(Data records)

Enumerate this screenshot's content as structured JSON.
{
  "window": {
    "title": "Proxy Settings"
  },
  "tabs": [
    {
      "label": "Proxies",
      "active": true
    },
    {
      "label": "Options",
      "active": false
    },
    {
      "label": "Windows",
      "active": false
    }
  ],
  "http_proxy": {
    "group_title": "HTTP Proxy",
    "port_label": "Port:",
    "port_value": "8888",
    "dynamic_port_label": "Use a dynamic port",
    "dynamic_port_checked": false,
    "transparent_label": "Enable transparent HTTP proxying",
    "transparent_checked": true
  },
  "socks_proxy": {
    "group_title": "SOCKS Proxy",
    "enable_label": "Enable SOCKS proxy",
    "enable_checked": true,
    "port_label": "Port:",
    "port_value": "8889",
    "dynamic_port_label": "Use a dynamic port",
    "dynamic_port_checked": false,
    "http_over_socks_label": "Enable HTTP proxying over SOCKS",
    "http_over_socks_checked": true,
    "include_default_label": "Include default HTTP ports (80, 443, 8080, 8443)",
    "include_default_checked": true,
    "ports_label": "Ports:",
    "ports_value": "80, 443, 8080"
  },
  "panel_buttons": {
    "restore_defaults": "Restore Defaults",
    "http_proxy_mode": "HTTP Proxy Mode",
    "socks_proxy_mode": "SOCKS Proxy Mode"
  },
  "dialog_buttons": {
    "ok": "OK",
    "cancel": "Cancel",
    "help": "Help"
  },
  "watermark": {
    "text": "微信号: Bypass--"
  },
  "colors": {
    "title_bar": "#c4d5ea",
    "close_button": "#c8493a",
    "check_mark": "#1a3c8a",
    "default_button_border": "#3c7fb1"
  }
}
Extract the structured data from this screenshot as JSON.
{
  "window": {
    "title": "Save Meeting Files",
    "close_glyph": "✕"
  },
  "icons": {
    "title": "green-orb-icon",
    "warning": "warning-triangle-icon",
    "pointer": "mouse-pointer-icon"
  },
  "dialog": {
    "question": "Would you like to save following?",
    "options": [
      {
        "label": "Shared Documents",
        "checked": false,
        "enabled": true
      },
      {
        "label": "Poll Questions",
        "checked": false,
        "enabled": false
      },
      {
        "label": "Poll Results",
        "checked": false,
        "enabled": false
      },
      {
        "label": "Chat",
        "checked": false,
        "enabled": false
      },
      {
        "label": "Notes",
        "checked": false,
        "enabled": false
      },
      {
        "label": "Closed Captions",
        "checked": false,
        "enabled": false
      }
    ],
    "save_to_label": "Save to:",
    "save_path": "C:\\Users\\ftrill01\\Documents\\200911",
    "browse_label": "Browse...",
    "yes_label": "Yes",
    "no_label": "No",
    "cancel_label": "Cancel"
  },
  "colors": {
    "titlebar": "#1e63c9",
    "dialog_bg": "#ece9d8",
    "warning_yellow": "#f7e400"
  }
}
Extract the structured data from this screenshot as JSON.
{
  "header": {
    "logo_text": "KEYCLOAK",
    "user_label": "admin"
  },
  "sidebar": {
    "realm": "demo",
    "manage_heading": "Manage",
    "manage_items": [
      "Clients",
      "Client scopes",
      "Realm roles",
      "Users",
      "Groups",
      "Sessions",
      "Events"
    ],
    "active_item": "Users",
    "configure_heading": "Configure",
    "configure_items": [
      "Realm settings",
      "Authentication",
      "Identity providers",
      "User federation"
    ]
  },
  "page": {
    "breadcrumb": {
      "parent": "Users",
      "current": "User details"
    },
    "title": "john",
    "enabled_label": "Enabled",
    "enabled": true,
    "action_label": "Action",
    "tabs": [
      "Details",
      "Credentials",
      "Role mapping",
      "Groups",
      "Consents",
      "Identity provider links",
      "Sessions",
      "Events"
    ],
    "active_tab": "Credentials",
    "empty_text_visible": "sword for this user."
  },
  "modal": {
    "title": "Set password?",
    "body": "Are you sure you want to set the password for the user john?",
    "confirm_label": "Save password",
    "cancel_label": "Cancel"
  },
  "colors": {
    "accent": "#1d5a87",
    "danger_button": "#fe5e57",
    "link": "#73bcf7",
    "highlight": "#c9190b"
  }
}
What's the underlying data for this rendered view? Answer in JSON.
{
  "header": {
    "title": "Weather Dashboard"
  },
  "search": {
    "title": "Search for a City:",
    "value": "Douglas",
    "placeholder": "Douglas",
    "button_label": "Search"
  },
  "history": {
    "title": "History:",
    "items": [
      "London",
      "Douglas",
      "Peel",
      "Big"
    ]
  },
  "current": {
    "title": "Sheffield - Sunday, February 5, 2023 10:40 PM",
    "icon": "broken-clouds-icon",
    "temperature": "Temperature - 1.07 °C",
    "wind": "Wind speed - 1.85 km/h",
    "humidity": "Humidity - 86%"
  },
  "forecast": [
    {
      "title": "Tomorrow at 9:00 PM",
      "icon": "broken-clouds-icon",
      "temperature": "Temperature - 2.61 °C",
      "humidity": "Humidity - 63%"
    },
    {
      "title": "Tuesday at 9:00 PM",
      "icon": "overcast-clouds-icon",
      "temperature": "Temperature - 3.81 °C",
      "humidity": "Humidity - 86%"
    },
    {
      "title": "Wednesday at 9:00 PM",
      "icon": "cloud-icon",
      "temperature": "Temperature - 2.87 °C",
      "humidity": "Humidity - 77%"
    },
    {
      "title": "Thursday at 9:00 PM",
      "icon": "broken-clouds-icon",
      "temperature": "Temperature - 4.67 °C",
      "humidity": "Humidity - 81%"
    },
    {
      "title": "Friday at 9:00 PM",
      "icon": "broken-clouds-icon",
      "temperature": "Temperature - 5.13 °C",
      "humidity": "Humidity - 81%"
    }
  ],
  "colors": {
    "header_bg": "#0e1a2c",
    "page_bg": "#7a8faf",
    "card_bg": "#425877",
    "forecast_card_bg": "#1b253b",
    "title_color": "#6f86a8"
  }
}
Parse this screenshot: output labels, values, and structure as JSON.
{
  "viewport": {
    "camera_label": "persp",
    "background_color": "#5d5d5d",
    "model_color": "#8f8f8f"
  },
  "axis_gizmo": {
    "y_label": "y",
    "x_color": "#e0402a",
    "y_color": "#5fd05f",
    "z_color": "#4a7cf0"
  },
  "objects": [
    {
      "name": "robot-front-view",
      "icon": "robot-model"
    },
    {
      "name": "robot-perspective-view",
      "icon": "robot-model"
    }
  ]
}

Your instructions ::
Set down each entry again, unchanged.

Exercise output ::
Enumerate this screenshot's content as structured JSON.
{
  "window": {
    "title": "Proxy Settings"
  },
  "tabs": [
    {
      "label": "Proxies",
      "active": true
    },
    {
      "label": "Options",
      "active": false
    },
    {
      "label": "Windows",
      "active": false
    }
  ],
  "http_proxy": {
    "group_title": "HTTP Proxy",
    "port_label": "Port:",
    "port_value": "8888",
    "dynamic_port_label": "Use a dynamic port",
    "dynamic_port_checked": false,
    "transparent_label": "Enable transparent HTTP proxying",
    "transparent_checked": true
  },
  "socks_proxy": {
    "group_title": "SOCKS Proxy",
    "enable_label": "Enable SOCKS proxy",
    "enable_checked": true,
    "port_label": "Port:",
    "port_value": "8889",
    "dynamic_port_label": "Use a dynamic port",
    "dynamic_port_checked": false,
    "http_over_socks_label": "Enable HTTP proxying over SOCKS",
    "http_over_socks_checked": true,
    "include_default_label": "Include default HTTP ports (80, 443, 8080, 8443)",
    "include_default_checked": true,
    "ports_label": "Ports:",
    "ports_value": "80, 443, 8080"
  },
  "panel_buttons": {
    "restore_defaults": "Restore Defaults",
    "http_proxy_mode": "HTTP Proxy Mode",
    "socks_proxy_mode": "SOCKS Proxy Mode"
  },
  "dialog_buttons": {
    "ok": "OK",
    "cancel": "Cancel",
    "help": "Help"
  },
  "watermark": {
    "text": "微信号: Bypass--"
  },
  "colors": {
    "title_bar": "#c4d5ea",
    "close_button": "#c8493a",
    "check_mark": "#1a3c8a",
    "default_button_border": "#3c7fb1"
  }
}
Extract the structured data from this screenshot as JSON.
{
  "window": {
    "title": "Save Meeting Files",
    "close_glyph": "✕"
  },
  "icons": {
    "title": "green-orb-icon",
    "warning": "warning-triangle-icon",
    "pointer": "mouse-pointer-icon"
  },
  "dialog": {
    "question": "Would you like to save following?",
    "options": [
      {
        "label": "Shared Documents",
        "checked": false,
        "enabled": true
      },
      {
        "label": "Poll Questions",
        "checked": false,
        "enabled": false
      },
      {
        "label": "Poll Results",
        "checked": false,
        "enabled": false
      },
      {
        "label": "Chat",
        "checked": false,
        "enabled": false
      },
      {
        "label": "Notes",
        "checked": false,
        "enabled": false
      },
      {
        "label": "Closed Captions",
        "checked": false,
        "enabled": false
      }
    ],
    "save_to_label": "Save to:",
    "save_path": "C:\\Users\\ftrill01\\Documents\\200911",
    "browse_label": "Browse...",
    "yes_label": "Yes",
    "no_label": "No",
    "cancel_label": "Cancel"
  },
  "colors": {
    "titlebar": "#1e63c9",
    "dialog_bg": "#ece9d8",
    "warning_yellow": "#f7e400"
  }
}
Extract the structured data from this screenshot as JSON.
{
  "header": {
    "logo_text": "KEYCLOAK",
    "user_label": "admin"
  },
  "sidebar": {
    "realm": "demo",
    "manage_heading": "Manage",
    "manage_items": [
      "Clients",
      "Client scopes",
      "Realm roles",
      "Users",
      "Groups",
      "Sessions",
      "Events"
    ],
    "active_item": "Users",
    "configure_heading": "Configure",
    "configure_items": [
      "Realm settings",
      "Authentication",
      "Identity providers",
      "User federation"
    ]
  },
  "page": {
    "breadcrumb": {
      "parent": "Users",
      "current": "User details"
    },
    "title": "john",
    "enabled_label": "Enabled",
    "enabled": true,
    "action_label": "Action",
    "tabs": [
      "Details",
      "Credentials",
      "Role mapping",
      "Groups",
      "Consents",
      "Identity provider links",
      "Sessions",
      "Events"
    ],
    "active_tab": "Credentials",
    "empty_text_visible": "sword for this user."
  },
  "modal": {
    "title": "Set password?",
    "body": "Are you sure you want to set the password for the user john?",
    "confirm_label": "Save password",
    "cancel_label": "Cancel"
  },
  "colors": {
    "accent": "#1d5a87",
    "danger_button": "#fe5e57",
    "link": "#73bcf7",
    "highlight": "#c9190b"
  }
}
What's the underlying data for this rendered view? Answer in JSON.
{
  "header": {
    "title": "Weather Dashboard"
  },
  "search": {
    "title": "Search for a City:",
    "value": "Douglas",
    "placeholder": "Douglas",
    "button_label": "Search"
  },
  "history": {
    "title": "History:",
    "items": [
      "London",
      "Douglas",
      "Peel",
      "Big"
    ]
  },
  "current": {
    "title": "Sheffield - Sunday, February 5, 2023 10:40 PM",
    "icon": "broken-clouds-icon",
    "temperature": "Temperature - 1.07 °C",
    "wind": "Wind speed - 1.85 km/h",
    "humidity": "Humidity - 86%"
  },
  "forecast": [
    {
      "title": "Tomorrow at 9:00 PM",
      "icon": "broken-clouds-icon",
      "temperature": "Temperature - 2.61 °C",
      "humidity": "Humidity - 63%"
    },
    {
      "title": "Tuesday at 9:00 PM",
      "icon": "overcast-clouds-icon",
      "temperature": "Temperature - 3.81 °C",
      "humidity": "Humidity - 86%"
    },
    {
      "title": "Wednesday at 9:00 PM",
      "icon": "cloud-icon",
      "temperature": "Temperature - 2.87 °C",
      "humidity": "Humidity - 77%"
    },
    {
      "title": "Thursday at 9:00 PM",
      "icon": "broken-clouds-icon",
      "temperature": "Temperature - 4.67 °C",
      "humidity": "Humidity - 81%"
    },
    {
      "title": "Friday at 9:00 PM",
      "icon": "broken-clouds-icon",
      "temperature": "Temperature - 5.13 °C",
      "humidity": "Humidity - 81%"
    }
  ],
  "colors": {
    "header_bg": "#0e1a2c",
    "page_bg": "#7a8faf",
    "card_bg": "#425877",
    "forecast_card_bg": "#1b253b",
    "title_color": "#6f86a8"
  }
}
Parse this screenshot: output labels, values, and structure as JSON.
{
  "viewport": {
    "camera_label": "persp",
    "background_color": "#5d5d5d",
    "model_color": "#8f8f8f"
  },
  "axis_gizmo": {
    "y_label": "y",
    "x_color": "#e0402a",
    "y_color": "#5fd05f",
    "z_color": "#4a7cf0"
  },
  "objects": [
    {
      "name": "robot-front-view",
      "icon": "robot-model"
    },
    {
      "name": "robot-perspective-view",
      "icon": "robot-model"
    }
  ]
}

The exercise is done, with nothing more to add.